The exhibition traces the period from the late first century B.C. to the 4th A.D, a momentous era that's been the stuff of countless plays, movies and TV docudramas. In fact, you may want to dust off those old "I, Claudius" videos and a good history book in order to fully appreciate the portraits of emperors, including a look at the famous succession of the first dynasty: Augustus, Tiberius, Caligula, Claudius and Nero. As you might expect, "Roman Art" is about power and glory — but it also touches on the intricate social order of slaves, soldiers and citizens who propped up those at the helm.

This show is a novelty for Seattle Art Museum, whose own collection of antiquities is small. Because SAM has no staff curator specializing in the period, Margaret Laird, an assistant professor of Roman art at the University of Washington, coordinated the exhibition here. She says unless you're planning a trip to Rome, this show is as good as it gets: The Louvre's Roman art is "one of the oldest and most pedigreed antiquities collections in any museum outside Italy — and we are getting the cream of the crop."

Arranged by theme, the exhibition progresses from an introductory survey of Rome and its emperors, to the rights of citizenship, the intersection of civil and military life, the lives of slaves and foreigners, religion, funerary art and Rome's legacy.

On entering, you'll first come face to face with a massive, 5-foot-tall stone head of Lucilla, the daughter of emperor Marcus Aurelius, dating to the second century A.D. If the full statue were intact and standing, she would tower 26 feet tall — flaunting the might of the empire. Lucilla's is easily the largest face in "Roman Art," but it's in keeping with the bigger-than-life, awe-inspiring scale you will see throughout the show.

The emperors' gallery

The large gallery devoted to the emperors will keep Roman history buffs engaged for a long time, beginning with magnificent statues of the first emperor Augustus and his wife, Livia. Her elegantly draped 7-foot figure is adorned as the harvest goddess Ceres, with one hand full of wheat and poppies, and a cornucopia dripping with grapes in the other. Standing in front of them, you can look beyond to the faces that symbolized an erratic continuation of power — and its abuse.

•••••

Continue the review of the "Roman Art" exhibition at Seattle Art Museum, picking up after its last sentence.

Data entries:
•••••

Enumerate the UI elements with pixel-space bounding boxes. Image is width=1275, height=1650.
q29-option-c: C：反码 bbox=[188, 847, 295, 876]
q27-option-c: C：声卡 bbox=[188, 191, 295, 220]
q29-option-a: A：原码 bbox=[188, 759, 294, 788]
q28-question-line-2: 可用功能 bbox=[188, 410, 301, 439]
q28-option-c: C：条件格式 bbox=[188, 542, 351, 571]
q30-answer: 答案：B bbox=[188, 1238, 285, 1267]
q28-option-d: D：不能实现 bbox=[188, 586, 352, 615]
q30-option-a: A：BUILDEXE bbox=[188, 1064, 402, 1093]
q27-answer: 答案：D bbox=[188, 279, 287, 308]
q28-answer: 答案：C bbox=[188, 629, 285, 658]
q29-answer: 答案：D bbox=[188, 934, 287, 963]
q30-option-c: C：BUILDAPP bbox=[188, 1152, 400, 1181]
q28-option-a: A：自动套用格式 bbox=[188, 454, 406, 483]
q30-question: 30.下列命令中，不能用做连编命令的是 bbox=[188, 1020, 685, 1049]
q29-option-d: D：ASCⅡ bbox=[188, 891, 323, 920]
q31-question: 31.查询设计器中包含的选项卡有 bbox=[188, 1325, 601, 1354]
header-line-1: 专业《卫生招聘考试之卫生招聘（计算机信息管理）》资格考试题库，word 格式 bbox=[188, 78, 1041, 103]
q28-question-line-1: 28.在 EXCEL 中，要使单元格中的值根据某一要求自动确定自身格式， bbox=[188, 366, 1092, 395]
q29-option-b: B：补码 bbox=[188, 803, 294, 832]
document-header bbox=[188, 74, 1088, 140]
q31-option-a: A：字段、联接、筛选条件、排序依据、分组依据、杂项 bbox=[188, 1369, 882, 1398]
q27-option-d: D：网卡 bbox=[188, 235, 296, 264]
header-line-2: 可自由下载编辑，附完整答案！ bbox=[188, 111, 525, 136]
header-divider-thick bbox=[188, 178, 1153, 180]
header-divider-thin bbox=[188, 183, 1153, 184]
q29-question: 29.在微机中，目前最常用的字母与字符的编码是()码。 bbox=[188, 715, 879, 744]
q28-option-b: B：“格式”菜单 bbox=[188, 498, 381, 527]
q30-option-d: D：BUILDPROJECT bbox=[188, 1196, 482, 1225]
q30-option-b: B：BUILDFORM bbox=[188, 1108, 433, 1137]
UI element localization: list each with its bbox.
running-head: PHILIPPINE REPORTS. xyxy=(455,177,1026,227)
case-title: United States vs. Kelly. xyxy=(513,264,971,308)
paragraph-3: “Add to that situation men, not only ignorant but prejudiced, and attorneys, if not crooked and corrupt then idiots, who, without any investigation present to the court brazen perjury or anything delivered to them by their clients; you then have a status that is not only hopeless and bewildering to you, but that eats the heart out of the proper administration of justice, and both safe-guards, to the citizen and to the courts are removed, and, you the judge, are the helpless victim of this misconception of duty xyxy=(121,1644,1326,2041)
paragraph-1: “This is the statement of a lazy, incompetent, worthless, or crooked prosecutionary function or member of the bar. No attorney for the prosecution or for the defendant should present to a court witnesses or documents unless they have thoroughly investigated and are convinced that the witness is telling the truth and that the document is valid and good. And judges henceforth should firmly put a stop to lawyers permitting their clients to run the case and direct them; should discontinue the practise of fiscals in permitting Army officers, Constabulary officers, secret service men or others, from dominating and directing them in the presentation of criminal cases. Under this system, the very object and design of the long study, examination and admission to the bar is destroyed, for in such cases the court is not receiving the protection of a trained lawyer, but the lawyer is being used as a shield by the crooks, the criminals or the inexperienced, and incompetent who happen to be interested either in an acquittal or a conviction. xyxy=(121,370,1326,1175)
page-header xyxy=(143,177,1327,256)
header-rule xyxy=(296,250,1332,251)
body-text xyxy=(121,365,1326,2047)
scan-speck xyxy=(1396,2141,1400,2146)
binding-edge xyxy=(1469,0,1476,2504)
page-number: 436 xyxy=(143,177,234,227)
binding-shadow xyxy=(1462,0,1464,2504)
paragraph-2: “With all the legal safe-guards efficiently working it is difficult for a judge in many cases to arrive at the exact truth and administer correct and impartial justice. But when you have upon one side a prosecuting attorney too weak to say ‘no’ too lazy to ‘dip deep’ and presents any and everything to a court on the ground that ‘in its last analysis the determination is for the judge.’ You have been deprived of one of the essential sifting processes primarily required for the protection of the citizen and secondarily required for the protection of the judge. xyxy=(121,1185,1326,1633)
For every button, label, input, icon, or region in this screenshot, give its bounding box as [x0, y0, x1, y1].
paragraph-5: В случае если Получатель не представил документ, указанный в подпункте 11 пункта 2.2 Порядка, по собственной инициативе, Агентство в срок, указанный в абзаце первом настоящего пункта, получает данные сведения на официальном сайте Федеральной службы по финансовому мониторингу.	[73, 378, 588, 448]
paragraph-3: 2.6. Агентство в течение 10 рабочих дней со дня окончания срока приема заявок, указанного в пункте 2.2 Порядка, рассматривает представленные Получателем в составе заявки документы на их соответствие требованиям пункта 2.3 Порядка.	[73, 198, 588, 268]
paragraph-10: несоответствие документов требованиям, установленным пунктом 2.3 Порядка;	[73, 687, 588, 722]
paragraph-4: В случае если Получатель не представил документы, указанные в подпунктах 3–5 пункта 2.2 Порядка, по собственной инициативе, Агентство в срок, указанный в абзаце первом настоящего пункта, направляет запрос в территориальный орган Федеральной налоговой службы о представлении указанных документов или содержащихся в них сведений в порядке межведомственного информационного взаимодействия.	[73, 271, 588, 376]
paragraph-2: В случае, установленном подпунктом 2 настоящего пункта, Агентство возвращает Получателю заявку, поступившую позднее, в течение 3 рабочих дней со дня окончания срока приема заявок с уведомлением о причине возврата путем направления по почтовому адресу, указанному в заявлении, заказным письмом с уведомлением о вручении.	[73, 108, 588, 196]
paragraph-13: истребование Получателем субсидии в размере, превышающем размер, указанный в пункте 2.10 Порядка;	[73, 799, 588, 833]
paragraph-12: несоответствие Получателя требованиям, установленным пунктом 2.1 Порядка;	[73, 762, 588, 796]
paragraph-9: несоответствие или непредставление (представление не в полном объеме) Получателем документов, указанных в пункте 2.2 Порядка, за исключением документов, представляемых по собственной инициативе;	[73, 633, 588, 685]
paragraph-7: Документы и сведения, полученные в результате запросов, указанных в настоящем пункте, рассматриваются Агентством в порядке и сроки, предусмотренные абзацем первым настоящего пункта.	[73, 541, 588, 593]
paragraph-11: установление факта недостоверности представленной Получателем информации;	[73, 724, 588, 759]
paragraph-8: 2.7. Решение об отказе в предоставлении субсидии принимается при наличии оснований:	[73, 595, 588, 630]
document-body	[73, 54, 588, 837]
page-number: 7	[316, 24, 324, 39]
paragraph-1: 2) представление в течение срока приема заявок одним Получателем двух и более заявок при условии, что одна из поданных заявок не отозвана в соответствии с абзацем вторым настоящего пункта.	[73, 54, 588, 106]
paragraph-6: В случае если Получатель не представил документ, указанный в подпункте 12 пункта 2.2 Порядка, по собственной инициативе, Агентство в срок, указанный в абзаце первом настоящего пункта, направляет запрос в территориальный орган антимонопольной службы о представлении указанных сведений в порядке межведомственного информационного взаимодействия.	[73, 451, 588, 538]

•••••

Final result
"Our idea was to show how difficult it was in Roman times for an emperor to have a successor," said the Louvre's Daniel Roger, who co-curated the show and was recently in Seattle to oversee the installation. There was no real law for succession, so jockeying for favor inside families was intense and sometimes lethal. There was bad judgment and mental illness to contend with, as was the case with the notorious Caligula, whose decidedly calm and benevolent-seeming portrait stands in contrast to the reputation for cruelty and extravagance that his name evokes. He was in power only a few years before he was murdered.

Yet even if an emperor ruled just months or weeks, we still have portraits of them, Roger said. The first thing an emperor would do is commission portraits and distribute them around the empire, his way of proving dominance. Look closely as you wend through the exhibition, and you will easily spot places where marble sculptures were reconstituted from fragments or repaired, sometimes with a new arm, as is the case with the portrait of Trajan, one of Rome's most storied leaders. His sculpted head was joined to a different massive body in full ceremonial military gear, whose right arm is a "modern" replica. (And keep in mind that when Roger uses the word modern, it can mean 18th century.)

The path to the Louvre

Each object in the show comes with at least two stories: the story of its significance in Roman times, and the story of how it came to the Louvre. One of the hottest topics in the museum world these days is provenance, the ownership record of objects and their place of origin. In recent high-profile deals, the Getty and Metropolitan museums have been pressured to return illegally obtained antiquities to Italy and Greece. The Louvre has the advantage of holding many artworks that long predate the UNESCO Convention of 1970, which prohibits import and export of antiquities that do not have a clear provenance before that date. The point is to staunch the trade in stolen archaeological objects, many wrenched from sites with no regard for their context.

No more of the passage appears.